WHAT TO DO: Gather the lines below that include the string "TJUE", copying each in full.

╭─ DATASET ROWS

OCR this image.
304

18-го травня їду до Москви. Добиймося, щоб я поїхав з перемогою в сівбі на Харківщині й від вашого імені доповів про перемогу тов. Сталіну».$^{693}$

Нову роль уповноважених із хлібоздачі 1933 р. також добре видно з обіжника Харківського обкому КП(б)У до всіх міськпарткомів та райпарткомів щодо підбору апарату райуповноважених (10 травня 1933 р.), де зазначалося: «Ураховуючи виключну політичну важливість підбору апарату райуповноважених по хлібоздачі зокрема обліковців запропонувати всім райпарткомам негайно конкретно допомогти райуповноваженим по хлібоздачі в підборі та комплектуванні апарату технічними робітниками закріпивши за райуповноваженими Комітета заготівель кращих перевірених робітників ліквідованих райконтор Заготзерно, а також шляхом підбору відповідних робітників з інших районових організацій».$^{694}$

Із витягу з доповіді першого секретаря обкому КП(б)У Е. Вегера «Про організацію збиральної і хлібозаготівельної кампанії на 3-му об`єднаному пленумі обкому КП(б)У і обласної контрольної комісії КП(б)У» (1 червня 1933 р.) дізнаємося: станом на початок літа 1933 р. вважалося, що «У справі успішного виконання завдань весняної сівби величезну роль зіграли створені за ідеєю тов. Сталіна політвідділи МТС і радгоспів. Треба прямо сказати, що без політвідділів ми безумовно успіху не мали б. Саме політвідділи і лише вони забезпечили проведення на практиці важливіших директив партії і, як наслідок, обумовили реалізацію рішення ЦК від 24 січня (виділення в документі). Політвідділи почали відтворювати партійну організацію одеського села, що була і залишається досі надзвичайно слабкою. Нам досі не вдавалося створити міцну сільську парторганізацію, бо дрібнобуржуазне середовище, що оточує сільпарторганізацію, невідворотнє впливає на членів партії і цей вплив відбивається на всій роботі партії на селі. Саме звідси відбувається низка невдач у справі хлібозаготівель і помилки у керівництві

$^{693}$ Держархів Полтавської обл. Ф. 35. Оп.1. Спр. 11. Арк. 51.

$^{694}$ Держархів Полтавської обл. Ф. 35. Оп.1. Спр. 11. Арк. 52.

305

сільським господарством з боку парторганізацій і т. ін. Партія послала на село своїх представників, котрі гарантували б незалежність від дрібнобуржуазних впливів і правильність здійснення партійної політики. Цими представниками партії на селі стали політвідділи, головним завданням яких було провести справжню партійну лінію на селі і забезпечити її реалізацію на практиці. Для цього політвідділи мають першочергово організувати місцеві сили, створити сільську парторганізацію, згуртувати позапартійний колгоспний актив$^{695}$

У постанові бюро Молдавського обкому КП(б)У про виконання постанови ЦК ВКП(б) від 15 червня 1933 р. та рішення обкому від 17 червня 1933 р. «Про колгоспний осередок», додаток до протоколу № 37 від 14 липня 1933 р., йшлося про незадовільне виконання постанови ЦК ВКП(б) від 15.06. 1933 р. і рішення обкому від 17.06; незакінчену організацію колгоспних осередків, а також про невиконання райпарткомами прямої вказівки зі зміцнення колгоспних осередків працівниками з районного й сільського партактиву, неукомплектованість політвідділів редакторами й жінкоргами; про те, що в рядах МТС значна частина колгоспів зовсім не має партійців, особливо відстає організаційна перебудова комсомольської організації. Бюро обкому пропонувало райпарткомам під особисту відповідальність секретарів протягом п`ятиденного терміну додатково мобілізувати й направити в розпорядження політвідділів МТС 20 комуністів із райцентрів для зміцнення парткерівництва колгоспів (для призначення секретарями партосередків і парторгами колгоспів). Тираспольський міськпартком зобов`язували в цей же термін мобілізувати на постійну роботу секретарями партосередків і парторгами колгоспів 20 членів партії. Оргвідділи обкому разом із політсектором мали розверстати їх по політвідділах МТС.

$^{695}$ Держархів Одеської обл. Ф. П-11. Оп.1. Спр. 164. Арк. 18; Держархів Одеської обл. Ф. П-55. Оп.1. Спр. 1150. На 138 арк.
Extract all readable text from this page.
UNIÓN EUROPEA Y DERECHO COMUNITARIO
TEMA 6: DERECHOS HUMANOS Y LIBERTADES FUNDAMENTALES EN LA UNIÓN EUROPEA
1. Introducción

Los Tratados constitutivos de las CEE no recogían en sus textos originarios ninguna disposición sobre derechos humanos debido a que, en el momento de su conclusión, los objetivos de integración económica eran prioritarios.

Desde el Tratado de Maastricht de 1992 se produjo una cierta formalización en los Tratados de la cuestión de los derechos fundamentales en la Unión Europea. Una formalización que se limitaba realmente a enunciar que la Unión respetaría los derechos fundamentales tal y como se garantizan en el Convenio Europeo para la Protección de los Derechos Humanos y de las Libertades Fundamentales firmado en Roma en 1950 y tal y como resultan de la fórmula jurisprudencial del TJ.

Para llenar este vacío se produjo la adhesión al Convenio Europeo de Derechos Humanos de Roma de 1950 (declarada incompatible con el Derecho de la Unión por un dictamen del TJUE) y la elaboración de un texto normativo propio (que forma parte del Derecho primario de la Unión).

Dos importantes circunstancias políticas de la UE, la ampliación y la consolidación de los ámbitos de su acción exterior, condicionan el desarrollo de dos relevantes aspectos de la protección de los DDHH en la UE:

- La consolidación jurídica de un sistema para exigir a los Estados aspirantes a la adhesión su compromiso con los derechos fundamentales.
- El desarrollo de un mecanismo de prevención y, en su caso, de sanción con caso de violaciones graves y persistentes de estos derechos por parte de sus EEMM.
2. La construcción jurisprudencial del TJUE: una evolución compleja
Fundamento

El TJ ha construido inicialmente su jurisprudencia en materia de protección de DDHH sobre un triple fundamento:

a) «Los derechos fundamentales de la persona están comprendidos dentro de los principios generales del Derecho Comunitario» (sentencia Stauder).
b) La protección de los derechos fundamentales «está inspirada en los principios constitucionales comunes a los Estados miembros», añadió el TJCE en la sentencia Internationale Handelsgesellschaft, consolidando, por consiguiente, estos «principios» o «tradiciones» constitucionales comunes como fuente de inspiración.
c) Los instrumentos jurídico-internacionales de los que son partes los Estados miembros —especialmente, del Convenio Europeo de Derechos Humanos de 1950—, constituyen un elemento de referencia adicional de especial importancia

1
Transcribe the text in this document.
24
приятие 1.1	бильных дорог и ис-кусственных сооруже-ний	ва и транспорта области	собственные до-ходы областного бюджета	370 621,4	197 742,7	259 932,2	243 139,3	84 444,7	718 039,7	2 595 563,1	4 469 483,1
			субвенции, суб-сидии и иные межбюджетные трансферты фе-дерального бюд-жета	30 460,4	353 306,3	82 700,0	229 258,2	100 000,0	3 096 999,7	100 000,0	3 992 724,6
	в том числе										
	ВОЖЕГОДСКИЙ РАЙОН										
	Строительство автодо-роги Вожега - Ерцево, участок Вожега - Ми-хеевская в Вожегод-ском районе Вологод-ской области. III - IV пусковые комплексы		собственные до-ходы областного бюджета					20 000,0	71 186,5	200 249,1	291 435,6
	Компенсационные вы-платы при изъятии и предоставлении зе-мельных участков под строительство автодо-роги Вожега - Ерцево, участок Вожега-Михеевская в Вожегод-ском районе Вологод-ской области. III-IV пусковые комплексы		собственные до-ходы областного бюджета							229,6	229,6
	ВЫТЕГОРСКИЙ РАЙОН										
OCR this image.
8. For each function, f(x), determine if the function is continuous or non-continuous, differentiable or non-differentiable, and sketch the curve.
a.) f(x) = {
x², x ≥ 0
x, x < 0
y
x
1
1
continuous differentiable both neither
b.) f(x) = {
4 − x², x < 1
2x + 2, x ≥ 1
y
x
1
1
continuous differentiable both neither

╰─

FULL ANSWER:
Para llenar este vacío se produjo la adhesión al Convenio Europeo de Derechos Humanos de Roma de 1950 (declarada incompatible con el Derecho de la Unión por un dictamen del TJUE) y la elaboración de un texto normativo propio (que forma parte del Derecho primario de la Unión).
2. La construcción jurisprudencial del TJUE: una evolución compleja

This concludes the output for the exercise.